■ **Aim**
Go through the material below and copy all lines with "content".

■ **Stored records**
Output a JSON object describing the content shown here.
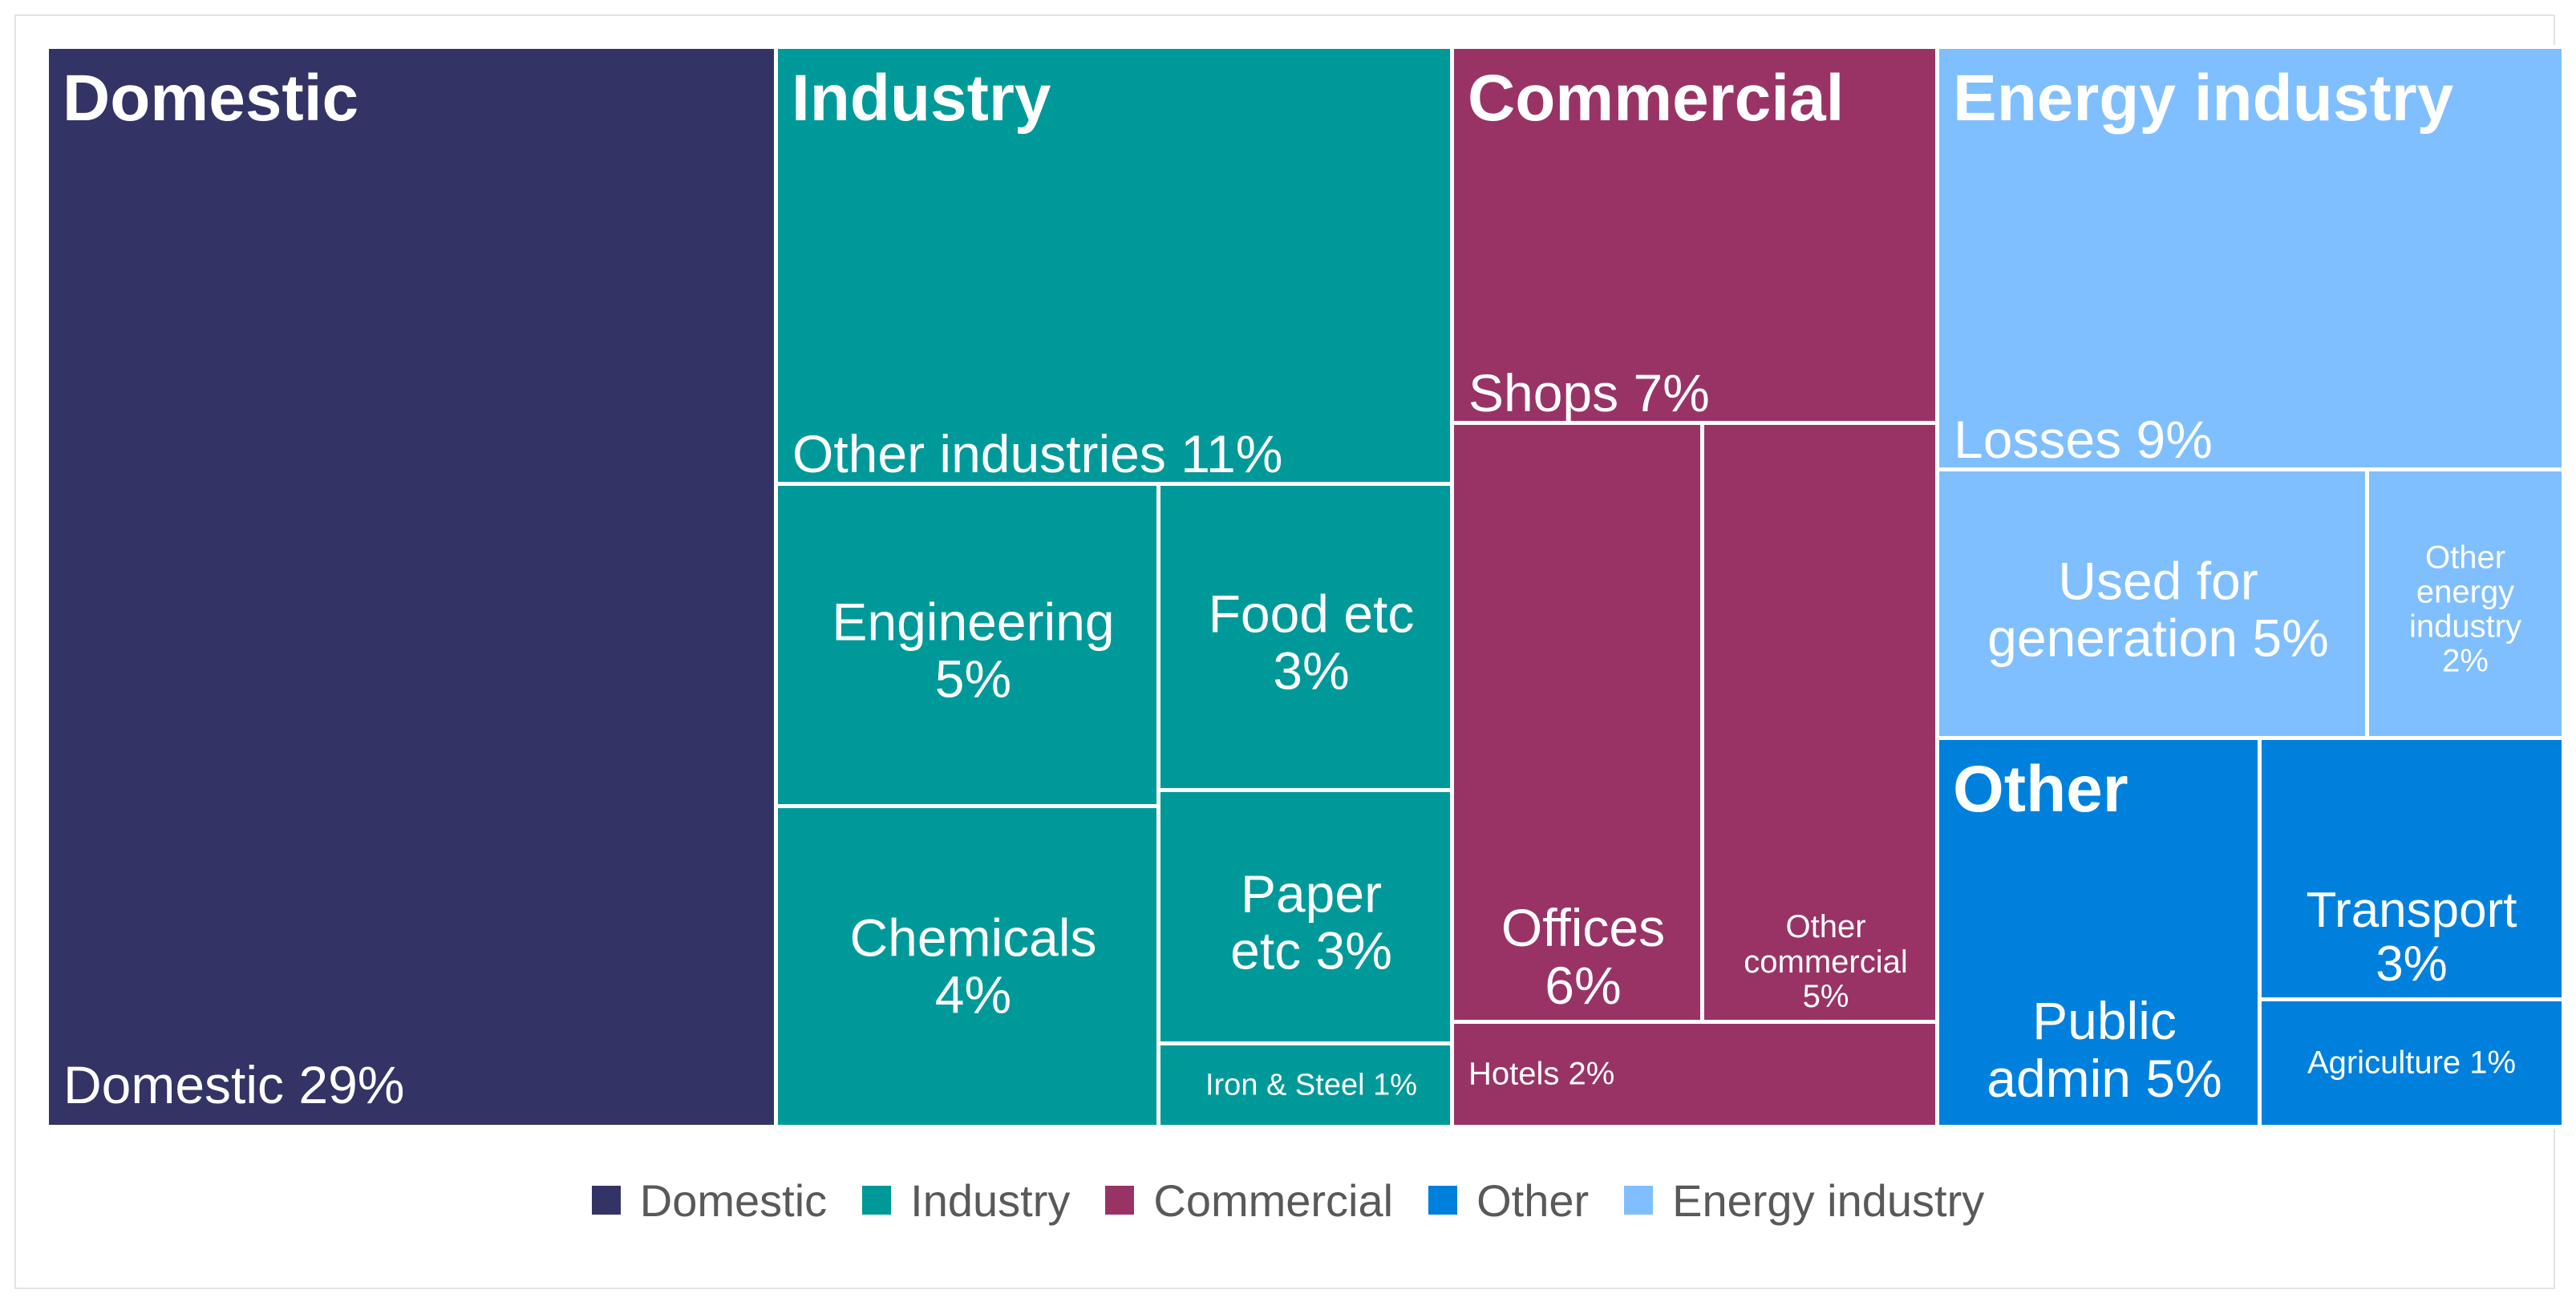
{
  "chart_data": {
    "type": "treemap",
    "groups": [
      {
        "name": "Domestic",
        "color": "#333366",
        "items": [
          {
            "label": "Domestic 29%",
            "category": "Domestic",
            "value": 29
          }
        ]
      },
      {
        "name": "Industry",
        "color": "#009999",
        "items": [
          {
            "label": "Other industries 11%",
            "category": "Other industries",
            "value": 11
          },
          {
            "label": "Engineering 5%",
            "category": "Engineering",
            "value": 5
          },
          {
            "label": "Chemicals 4%",
            "category": "Chemicals",
            "value": 4
          },
          {
            "label": "Food etc 3%",
            "category": "Food etc",
            "value": 3
          },
          {
            "label": "Paper etc 3%",
            "category": "Paper etc",
            "value": 3
          },
          {
            "label": "Iron & Steel 1%",
            "category": "Iron & Steel",
            "value": 1
          }
        ]
      },
      {
        "name": "Commercial",
        "color": "#993366",
        "items": [
          {
            "label": "Shops 7%",
            "category": "Shops",
            "value": 7
          },
          {
            "label": "Offices 6%",
            "category": "Offices",
            "value": 6
          },
          {
            "label": "Other commercial 5%",
            "category": "Other commercial",
            "value": 5
          },
          {
            "label": "Hotels 2%",
            "category": "Hotels",
            "value": 2
          }
        ]
      },
      {
        "name": "Energy industry",
        "color": "#7FBFFF",
        "items": [
          {
            "label": "Losses 9%",
            "category": "Losses",
            "value": 9
          },
          {
            "label": "Used for generation 5%",
            "category": "Used for generation",
            "value": 5
          },
          {
            "label": "Other energy industry 2%",
            "category": "Other energy industry",
            "value": 2
          }
        ]
      },
      {
        "name": "Other",
        "color": "#0080DD",
        "items": [
          {
            "label": "Public admin 5%",
            "category": "Public admin",
            "value": 5
          },
          {
            "label": "Transport 3%",
            "category": "Transport",
            "value": 3
          },
          {
            "label": "Agriculture 1%",
            "category": "Agriculture",
            "value": 1
          }
        ]
      }
    ],
    "legend": [
      {
        "name": "Domestic",
        "color": "#333366"
      },
      {
        "name": "Industry",
        "color": "#009999"
      },
      {
        "name": "Commercial",
        "color": "#993366"
      },
      {
        "name": "Other",
        "color": "#0080DD"
      },
      {
        "name": "Energy industry",
        "color": "#7FBFFF"
      }
    ],
    "legend_position": "bottom"
  }
}
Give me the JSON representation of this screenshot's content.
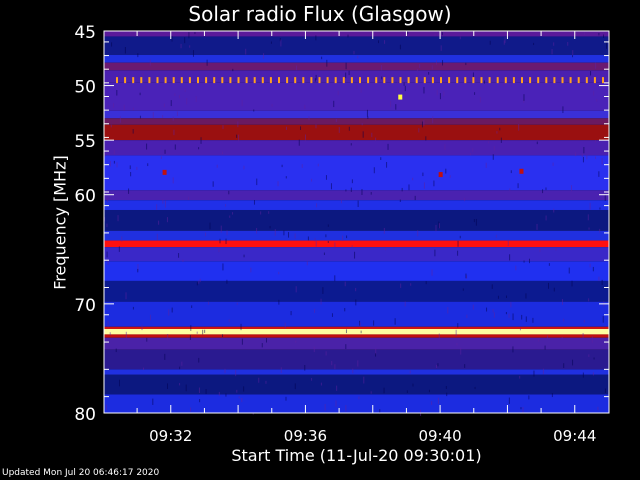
{
  "chart_data": {
    "type": "heatmap",
    "title": "Solar radio Flux (Glasgow)",
    "xlabel": "Start Time (11-Jul-20 09:30:01)",
    "ylabel": "Frequency [MHz]",
    "x_start": "09:30:01",
    "x_end": "09:45:00",
    "xlim_minutes": [
      0,
      15
    ],
    "ylim": [
      45,
      80
    ],
    "y_inverted": true,
    "x_ticks": [
      "09:32",
      "09:36",
      "09:40",
      "09:44"
    ],
    "y_ticks": [
      45,
      50,
      55,
      60,
      70,
      80
    ],
    "bands": [
      {
        "from": 45.0,
        "to": 45.5,
        "color": "#5a1a9a"
      },
      {
        "from": 45.5,
        "to": 47.2,
        "color": "#101a8a"
      },
      {
        "from": 47.2,
        "to": 47.9,
        "color": "#2030e0"
      },
      {
        "from": 47.9,
        "to": 48.6,
        "color": "#6a1a70"
      },
      {
        "from": 48.6,
        "to": 49.7,
        "color": "#4a20b0"
      },
      {
        "from": 49.7,
        "to": 52.3,
        "color": "#4a22b8"
      },
      {
        "from": 52.3,
        "to": 53.0,
        "color": "#3a30d8"
      },
      {
        "from": 53.0,
        "to": 53.6,
        "color": "#6a1a60"
      },
      {
        "from": 53.6,
        "to": 55.0,
        "color": "#9a1010"
      },
      {
        "from": 55.0,
        "to": 56.4,
        "color": "#4a20b0"
      },
      {
        "from": 56.4,
        "to": 59.6,
        "color": "#2a30f0"
      },
      {
        "from": 59.6,
        "to": 60.5,
        "color": "#4a22b0"
      },
      {
        "from": 60.5,
        "to": 61.4,
        "color": "#2030e8"
      },
      {
        "from": 61.4,
        "to": 63.3,
        "color": "#0c1880"
      },
      {
        "from": 63.3,
        "to": 64.2,
        "color": "#2030e0"
      },
      {
        "from": 64.2,
        "to": 64.8,
        "color": "#ff1010"
      },
      {
        "from": 64.8,
        "to": 66.1,
        "color": "#3a28c8"
      },
      {
        "from": 66.1,
        "to": 67.9,
        "color": "#2030f0"
      },
      {
        "from": 67.9,
        "to": 69.8,
        "color": "#0c1a90"
      },
      {
        "from": 69.8,
        "to": 72.1,
        "color": "#1c2ce0"
      },
      {
        "from": 72.1,
        "to": 72.3,
        "color": "#d01010"
      },
      {
        "from": 72.3,
        "to": 72.8,
        "color": "#ffffa0"
      },
      {
        "from": 72.8,
        "to": 73.1,
        "color": "#c01010"
      },
      {
        "from": 73.1,
        "to": 74.2,
        "color": "#4a22a8"
      },
      {
        "from": 74.2,
        "to": 76.0,
        "color": "#2a1a90"
      },
      {
        "from": 76.0,
        "to": 76.5,
        "color": "#2030e0"
      },
      {
        "from": 76.5,
        "to": 78.3,
        "color": "#0c1880"
      },
      {
        "from": 78.3,
        "to": 80.0,
        "color": "#1c2ce0"
      }
    ],
    "features": [
      {
        "type": "dotted-line",
        "freq": 49.5,
        "color": "#ffa020"
      },
      {
        "type": "spot",
        "time_min": 8.8,
        "freq": 51.1,
        "color": "#ffff40"
      },
      {
        "type": "spot",
        "time_min": 1.8,
        "freq": 58.0,
        "color": "#c01010"
      },
      {
        "type": "spot",
        "time_min": 10.0,
        "freq": 58.2,
        "color": "#c01010"
      },
      {
        "type": "spot",
        "time_min": 12.4,
        "freq": 57.9,
        "color": "#c01010"
      }
    ]
  },
  "footer": {
    "updated": "Updated Mon Jul 20 06:46:17 2020"
  }
}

■ **Solved exercise**
Output a JSON object describing the content shown here.
Give me the JSON representation of this screenshot's content.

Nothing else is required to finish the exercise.